— Begin —
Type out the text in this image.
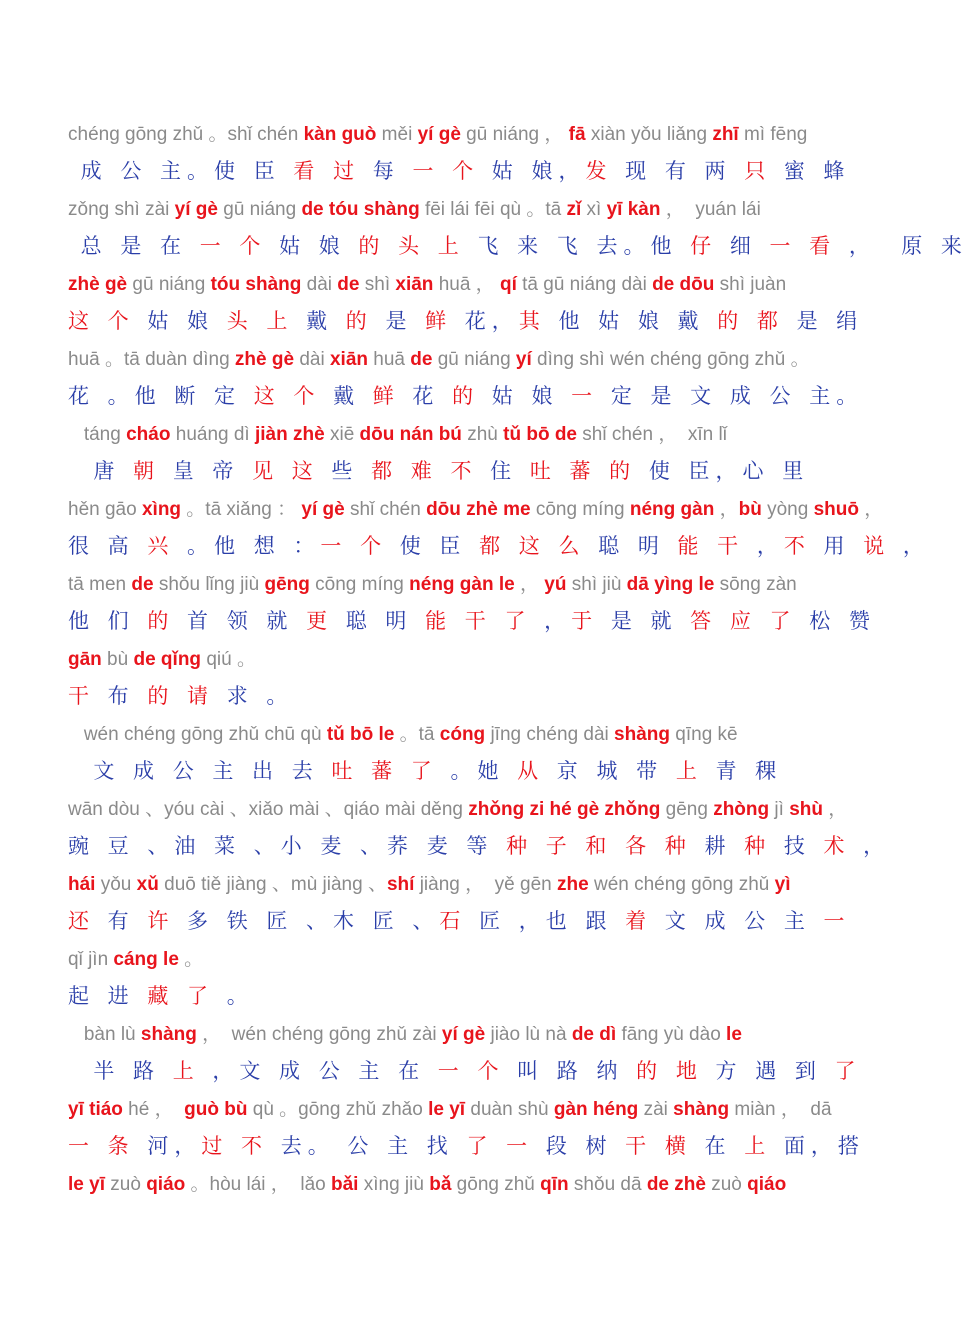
chéng gōng zhǔ 。shǐ chén kàn guò měi yí gè gū niáng ， fā xiàn yǒu liǎng zhī mì fēng
成 公 主。使 臣 看 过 每 一 个 姑 娘，发 现 有 两 只 蜜 蜂
zǒng shì zài yí gè gū niáng de tóu shàng fēi lái fēi qù 。tā zǐ xì yī kàn ，  yuán lái
总 是 在 一 个 姑 娘 的 头 上 飞 来 飞 去。他 仔 细 一 看 ，  原 来
zhè gè gū niáng tóu shàng dài de shì xiān huā ， qí tā gū niáng dài de dōu shì juàn
这 个 姑 娘 头 上 戴 的 是 鲜 花，其 他 姑 娘 戴 的 都 是 绢
huā 。tā duàn dìng zhè gè dài xiān huā de gū niáng yí dìng shì wén chéng gōng zhǔ 。
花 。他 断 定 这 个 戴 鲜 花 的 姑 娘 一 定 是 文 成 公 主。
táng cháo huáng dì jiàn zhè xiē dōu nán bú zhù tǔ bō de shǐ chén ，  xīn lǐ
唐 朝 皇 帝 见 这 些 都 难 不 住 吐 蕃 的 使 臣，心 里
hěn gāo xìng 。tā xiǎng ： yí gè shǐ chén dōu zhè me cōng míng néng gàn ，bù yòng shuō ，
很 高 兴 。他 想 ：一 个 使 臣 都 这 么 聪 明 能 干 ，不 用 说 ，
tā men de shǒu lǐng jiù gēng cōng míng néng gàn le ， yú shì jiù dā yìng le sōng zàn
他 们 的 首 领 就 更 聪 明 能 干 了 ，于 是 就 答 应 了 松 赞
gān bù de qǐng qiú 。
干 布 的 请 求 。
wén chéng gōng zhǔ chū qù tǔ bō le 。tā cóng jīng chéng dài shàng qīng kē
文 成 公 主 出 去 吐 蕃 了 。她 从 京 城 带 上 青 稞
wān dòu 、yóu cài 、xiǎo mài 、qiáo mài děng zhǒng zi hé gè zhǒng gēng zhòng jì shù ，
豌 豆 、油 菜 、小 麦 、荞 麦 等 种 子 和 各 种 耕 种 技 术 ，
hái yǒu xǔ duō tiě jiàng 、mù jiàng 、shí jiàng ，  yě gēn zhe wén chéng gōng zhǔ yì
还 有 许 多 铁 匠 、木 匠 、石 匠 ，也 跟 着 文 成 公 主 一
qǐ jìn cáng le 。
起 进 藏 了 。
bàn lù shàng ，  wén chéng gōng zhǔ zài yí gè jiào lù nà de dì fāng yù dào le
半 路 上 ，文 成 公 主 在 一 个 叫 路 纳 的 地 方 遇 到 了
yī tiáo hé ，  guò bù qù 。gōng zhǔ zhǎo le yī duàn shù gàn héng zài shàng miàn ，  dā
一 条 河，过 不 去。 公 主 找 了 一 段 树 干 横 在 上 面，搭
le yī zuò qiáo 。hòu lái ，  lǎo bǎi xìng jiù bǎ gōng zhǔ qīn shǒu dā de zhè zuò qiáo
— End —
* **Problem to solve**: Without the pictures, transcribe the listing above exactly.

* **Reply**:
Type out the text in this image.
chéng gōng zhǔ 。shǐ chén kàn guò měi yí gè gū niáng ， fā xiàn yǒu liǎng zhī mì fēng
成 公 主。使 臣 看 过 每 一 个 姑 娘，发 现 有 两 只 蜜 蜂
zǒng shì zài yí gè gū niáng de tóu shàng fēi lái fēi qù 。tā zǐ xì yī kàn ，  yuán lái
总 是 在 一 个 姑 娘 的 头 上 飞 来 飞 去。他 仔 细 一 看 ，  原 来
zhè gè gū niáng tóu shàng dài de shì xiān huā ， qí tā gū niáng dài de dōu shì juàn
这 个 姑 娘 头 上 戴 的 是 鲜 花，其 他 姑 娘 戴 的 都 是 绢
huā 。tā duàn dìng zhè gè dài xiān huā de gū niáng yí dìng shì wén chéng gōng zhǔ 。
花 。他 断 定 这 个 戴 鲜 花 的 姑 娘 一 定 是 文 成 公 主。
táng cháo huáng dì jiàn zhè xiē dōu nán bú zhù tǔ bō de shǐ chén ，  xīn lǐ
唐 朝 皇 帝 见 这 些 都 难 不 住 吐 蕃 的 使 臣，心 里
hěn gāo xìng 。tā xiǎng ： yí gè shǐ chén dōu zhè me cōng míng néng gàn ，bù yòng shuō ，
很 高 兴 。他 想 ：一 个 使 臣 都 这 么 聪 明 能 干 ，不 用 说 ，
tā men de shǒu lǐng jiù gēng cōng míng néng gàn le ， yú shì jiù dā yìng le sōng zàn
他 们 的 首 领 就 更 聪 明 能 干 了 ，于 是 就 答 应 了 松 赞
gān bù de qǐng qiú 。
干 布 的 请 求 。
wén chéng gōng zhǔ chū qù tǔ bō le 。tā cóng jīng chéng dài shàng qīng kē
文 成 公 主 出 去 吐 蕃 了 。她 从 京 城 带 上 青 稞
wān dòu 、yóu cài 、xiǎo mài 、qiáo mài děng zhǒng zi hé gè zhǒng gēng zhòng jì shù ，
豌 豆 、油 菜 、小 麦 、荞 麦 等 种 子 和 各 种 耕 种 技 术 ，
hái yǒu xǔ duō tiě jiàng 、mù jiàng 、shí jiàng ，  yě gēn zhe wén chéng gōng zhǔ yì
还 有 许 多 铁 匠 、木 匠 、石 匠 ，也 跟 着 文 成 公 主 一
qǐ jìn cáng le 。
起 进 藏 了 。
bàn lù shàng ，  wén chéng gōng zhǔ zài yí gè jiào lù nà de dì fāng yù dào le
半 路 上 ，文 成 公 主 在 一 个 叫 路 纳 的 地 方 遇 到 了
yī tiáo hé ，  guò bù qù 。gōng zhǔ zhǎo le yī duàn shù gàn héng zài shàng miàn ，  dā
一 条 河，过 不 去。 公 主 找 了 一 段 树 干 横 在 上 面，搭
le yī zuò qiáo 。hòu lái ，  lǎo bǎi xìng jiù bǎ gōng zhǔ qīn shǒu dā de zhè zuò qiáo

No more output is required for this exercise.